• **What is asked**
Give back the full listing, character for character, with no pictures.

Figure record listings
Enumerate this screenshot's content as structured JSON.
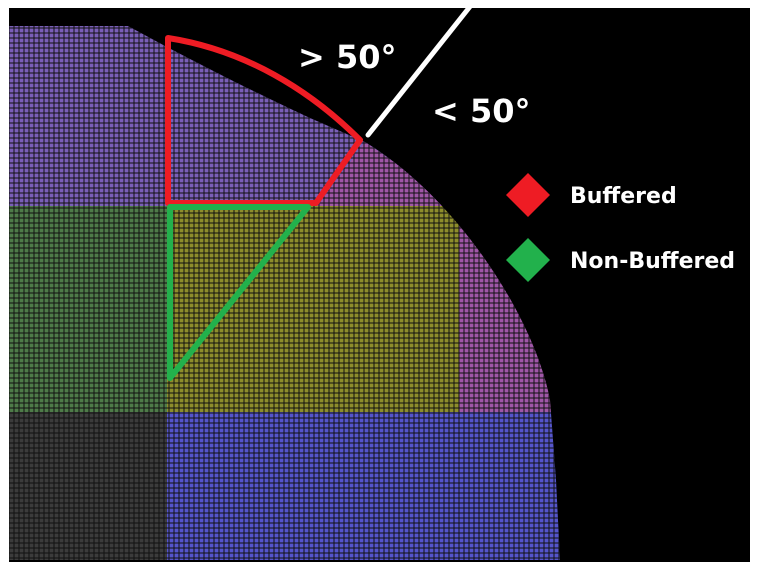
{
  "annotations": {
    "angle_greater": "> 50°",
    "angle_less": "< 50°"
  },
  "legend": {
    "buffered_label": "Buffered",
    "non_buffered_label": "Non-Buffered"
  },
  "colors": {
    "background": "#000000",
    "frame": "#ffffff",
    "buffered": "#ee1c24",
    "non_buffered": "#22b14c",
    "boundary_line": "#ffffff",
    "legend_text": "#ffffff",
    "grid_lines": "#111111",
    "region_purple_top": "#7a5fb8",
    "region_magenta_edge": "#a057a8",
    "region_green_left": "#4e7c49",
    "region_yellow_center": "#8e8e2c",
    "region_gray_bottom_left": "#3c3c3c",
    "region_blue_bottom": "#5555cc"
  }
}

• **The response**
Enumerate this screenshot's content as structured JSON.
{
  "annotations": {
    "angle_greater": "> 50°",
    "angle_less": "< 50°"
  },
  "legend": {
    "buffered_label": "Buffered",
    "non_buffered_label": "Non-Buffered"
  },
  "colors": {
    "background": "#000000",
    "frame": "#ffffff",
    "buffered": "#ee1c24",
    "non_buffered": "#22b14c",
    "boundary_line": "#ffffff",
    "legend_text": "#ffffff",
    "grid_lines": "#111111",
    "region_purple_top": "#7a5fb8",
    "region_magenta_edge": "#a057a8",
    "region_green_left": "#4e7c49",
    "region_yellow_center": "#8e8e2c",
    "region_gray_bottom_left": "#3c3c3c",
    "region_blue_bottom": "#5555cc"
  }
}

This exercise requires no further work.